Image-based layout entries:
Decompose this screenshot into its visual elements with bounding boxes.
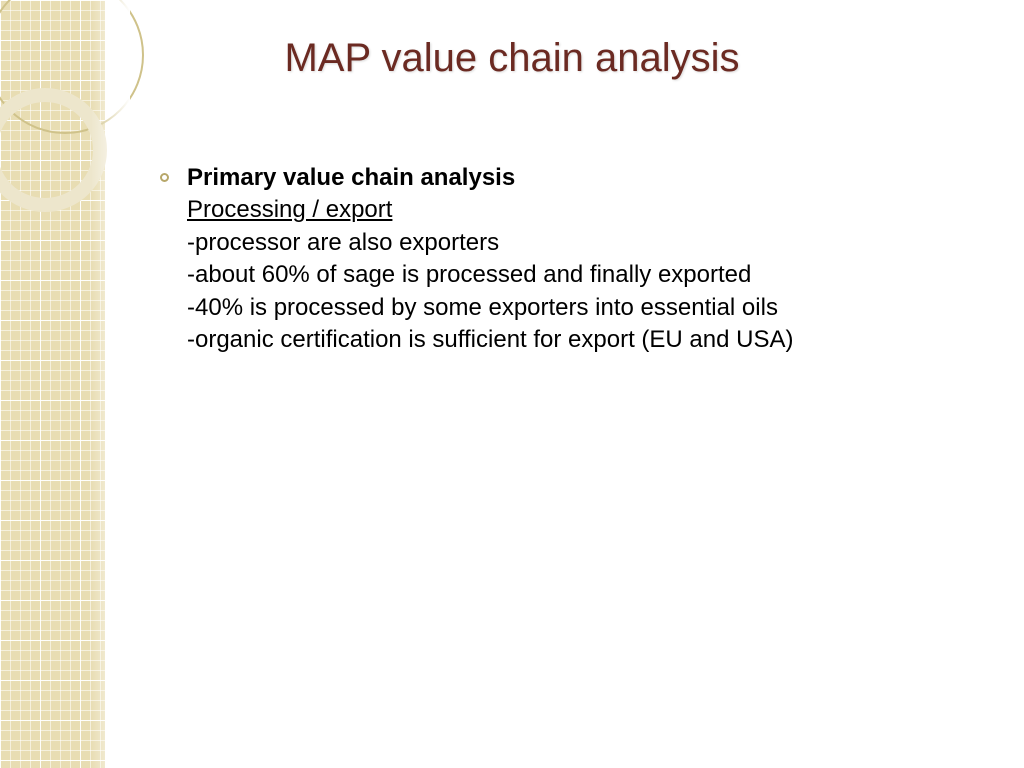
body-line: -40% is processed by some exporters into…	[187, 294, 778, 321]
sidebar-grid-band	[0, 0, 105, 768]
slide-body: Primary value chain analysis Processing …	[160, 162, 964, 356]
body-line: -about 60% of sage is processed and fina…	[187, 261, 751, 288]
bullet-item: Primary value chain analysis Processing …	[160, 162, 964, 356]
bullet-text: Primary value chain analysis Processing …	[187, 162, 793, 356]
bullet-marker	[160, 173, 169, 182]
body-line: -processor are also exporters	[187, 229, 499, 256]
body-line: -organic certification is sufficient for…	[187, 326, 793, 353]
slide-title: MAP value chain analysis	[0, 36, 1024, 81]
body-heading: Primary value chain analysis	[187, 164, 515, 191]
body-subheading: Processing / export	[187, 196, 392, 223]
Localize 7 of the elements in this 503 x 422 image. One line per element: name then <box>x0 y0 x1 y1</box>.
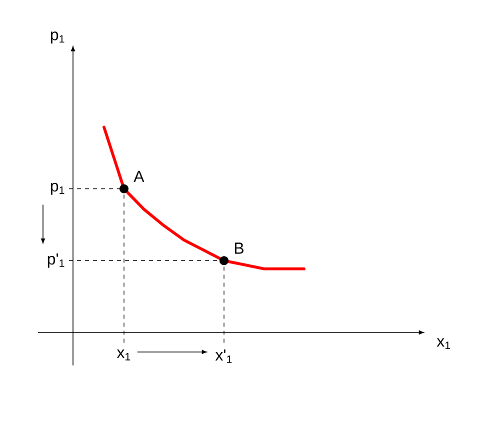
ref-line-label: p$_{1}$ <box>50 183 64 195</box>
ref-line-label: p'$_{1}$ <box>48 254 64 268</box>
series-label: B <box>234 242 244 254</box>
x-tick-label: x'$_{1}$ <box>215 350 232 364</box>
text: x$_{1}$ <box>436 338 450 350</box>
text: p$_{1}$ <box>50 32 64 44</box>
series-label: A <box>134 171 144 182</box>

→ Task description
Format all the lines of the entries above as one numbered list, skipping blank lines and leaving out the pictures.

→ Output
1. Decompose this screenshot into its visual elements with bounding boxes.
2. body-line: -40% is processed by some exporters into…	[187, 294, 778, 321]
3. sidebar-grid-band	[0, 0, 105, 768]
4. slide-body: Primary value chain analysis Processing …	[160, 162, 964, 356]
5. body-line: -about 60% of sage is processed and fina…	[187, 261, 751, 288]
6. bullet-item: Primary value chain analysis Processing …	[160, 162, 964, 356]
7. bullet-text: Primary value chain analysis Processing …	[187, 162, 793, 356]
8. bullet-marker	[160, 173, 169, 182]
9. body-line: -processor are also exporters	[187, 229, 499, 256]
10. body-line: -organic certification is sufficient for…	[187, 326, 793, 353]
11. slide-title: MAP value chain analysis	[0, 36, 1024, 81]
12. body-heading: Primary value chain analysis	[187, 164, 515, 191]
13. body-subheading: Processing / export	[187, 196, 392, 223]
14. Localize 7 of the elements in this 503 x 422 image. One line per element: name then <box>x0 y0 x1 y1</box>.
15. ref-line-label: p$_{1}$ <box>50 183 64 195</box>
16. ref-line-label: p'$_{1}$ <box>48 254 64 268</box>
17. series-label: B <box>234 242 244 254</box>
18. x-tick-label: x'$_{1}$ <box>215 350 232 364</box>
19. text: x$_{1}$ <box>436 338 450 350</box>
20. text: p$_{1}$ <box>50 32 64 44</box>
21. series-label: A <box>134 171 144 182</box>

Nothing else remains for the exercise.